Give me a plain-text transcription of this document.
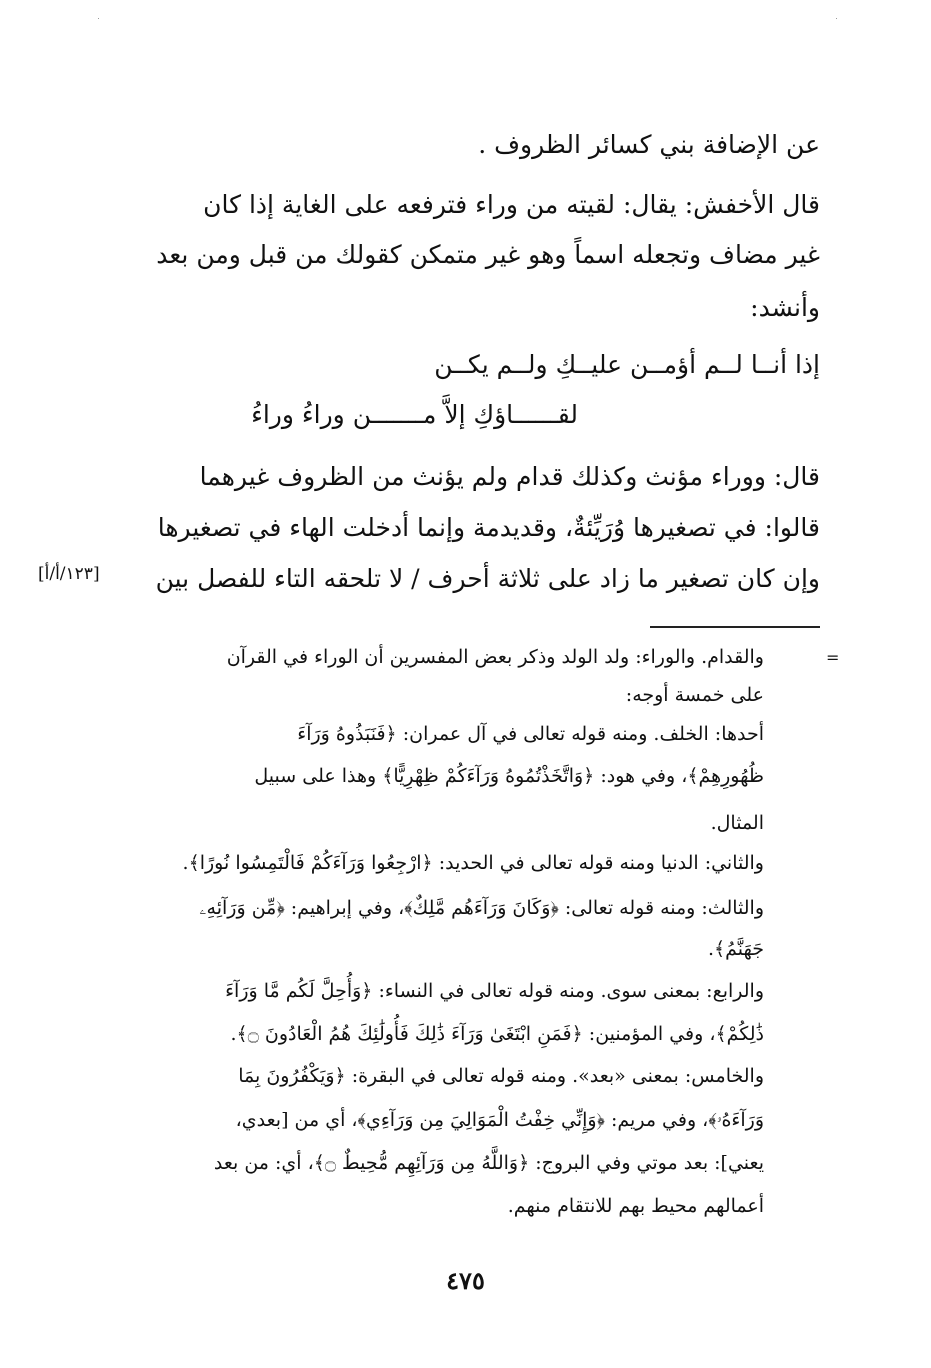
عن الإضافة بني كسائر الظروف .
قال الأخفش: يقال: لقيته من وراء فترفعه على الغاية إذا كان
غير مضاف وتجعله اسماً وهو غير متمكن كقولك من قبل ومن بعد
وأنشد:
إذا أنــا لــم أؤمــن عليــكِ ولــم يكــن
لقــــــاؤكِ إلاَّ مـــــــن وراءُ وراءُ
قال: ووراء مؤنث وكذلك قدام ولم يؤنث من الظروف غيرهما
قالوا: في تصغيرها وُرَيِّئةٌ، وقديدمة وإنما أدخلت الهاء في تصغيرها
وإن كان تصغير ما زاد على ثلاثة أحرف / لا تلحقه التاء للفصل بين
[١٢٣/أ/أ]
=
والقدام. والوراء: ولد الولد وذكر بعض المفسرين أن الوراء في القرآن
على خمسة أوجه:
أحدها: الخلف. ومنه قوله تعالى في آل عمران: ﴿فَنَبَذُوهُ وَرَآءَ
ظُهُورِهِمْ﴾، وفي هود: ﴿وَاتَّخَذْتُمُوهُ وَرَآءَكُمْ ظِهْرِيًّا﴾ وهذا على سبيل
المثال.
والثاني: الدنيا ومنه قوله تعالى في الحديد: ﴿ارْجِعُوا وَرَآءَكُمْ فَالْتَمِسُوا نُورًا﴾.
والثالث: ومنه قوله تعالى: ﴿وَكَانَ وَرَآءَهُم مَّلِكٌ﴾، وفي إبراهيم: ﴿مِّن وَرَآئِهِۦ
جَهَنَّمُ﴾.
والرابع: بمعنى سوى. ومنه قوله تعالى في النساء: ﴿وَأُحِلَّ لَكُم مَّا وَرَآءَ
ذَٰلِكُمْ﴾، وفي المؤمنين: ﴿فَمَنِ ابْتَغَىٰ وَرَآءَ ذَٰلِكَ فَأُولَٰئِكَ هُمُ الْعَادُونَ ۝﴾.
والخامس: بمعنى «بعد». ومنه قوله تعالى في البقرة: ﴿وَيَكْفُرُونَ بِمَا
وَرَآءَهُۥ﴾، وفي مريم: ﴿وَإِنِّي خِفْتُ الْمَوَالِيَ مِن وَرَآءِي﴾، أي من [بعدي،
يعني]: بعد موتي وفي البروج: ﴿وَاللَّهُ مِن وَرَآئِهِم مُّحِيطٌ ۝﴾، أي: من بعد
أعمالهم محيط بهم للانتقام منهم.
٤٧٥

-- REQUIRED WORK --
Reproduce each entry verbatim, excluding any embedded images.

-- ANSWER TO THIS EXERCISE --
Give me a plain-text transcription of this document.
عن الإضافة بني كسائر الظروف .
قال الأخفش: يقال: لقيته من وراء فترفعه على الغاية إذا كان
غير مضاف وتجعله اسماً وهو غير متمكن كقولك من قبل ومن بعد
وأنشد:
إذا أنــا لــم أؤمــن عليــكِ ولــم يكــن
لقــــــاؤكِ إلاَّ مـــــــن وراءُ وراءُ
قال: ووراء مؤنث وكذلك قدام ولم يؤنث من الظروف غيرهما
قالوا: في تصغيرها وُرَيِّئةٌ، وقديدمة وإنما أدخلت الهاء في تصغيرها
وإن كان تصغير ما زاد على ثلاثة أحرف / لا تلحقه التاء للفصل بين
[١٢٣/أ/أ]
=
والقدام. والوراء: ولد الولد وذكر بعض المفسرين أن الوراء في القرآن
على خمسة أوجه:
أحدها: الخلف. ومنه قوله تعالى في آل عمران: ﴿فَنَبَذُوهُ وَرَآءَ
ظُهُورِهِمْ﴾، وفي هود: ﴿وَاتَّخَذْتُمُوهُ وَرَآءَكُمْ ظِهْرِيًّا﴾ وهذا على سبيل
المثال.
والثاني: الدنيا ومنه قوله تعالى في الحديد: ﴿ارْجِعُوا وَرَآءَكُمْ فَالْتَمِسُوا نُورًا﴾.
والثالث: ومنه قوله تعالى: ﴿وَكَانَ وَرَآءَهُم مَّلِكٌ﴾، وفي إبراهيم: ﴿مِّن وَرَآئِهِۦ
جَهَنَّمُ﴾.
والرابع: بمعنى سوى. ومنه قوله تعالى في النساء: ﴿وَأُحِلَّ لَكُم مَّا وَرَآءَ
ذَٰلِكُمْ﴾، وفي المؤمنين: ﴿فَمَنِ ابْتَغَىٰ وَرَآءَ ذَٰلِكَ فَأُولَٰئِكَ هُمُ الْعَادُونَ ۝﴾.
والخامس: بمعنى «بعد». ومنه قوله تعالى في البقرة: ﴿وَيَكْفُرُونَ بِمَا
وَرَآءَهُۥ﴾، وفي مريم: ﴿وَإِنِّي خِفْتُ الْمَوَالِيَ مِن وَرَآءِي﴾، أي من [بعدي،
يعني]: بعد موتي وفي البروج: ﴿وَاللَّهُ مِن وَرَآئِهِم مُّحِيطٌ ۝﴾، أي: من بعد
أعمالهم محيط بهم للانتقام منهم.
٤٧٥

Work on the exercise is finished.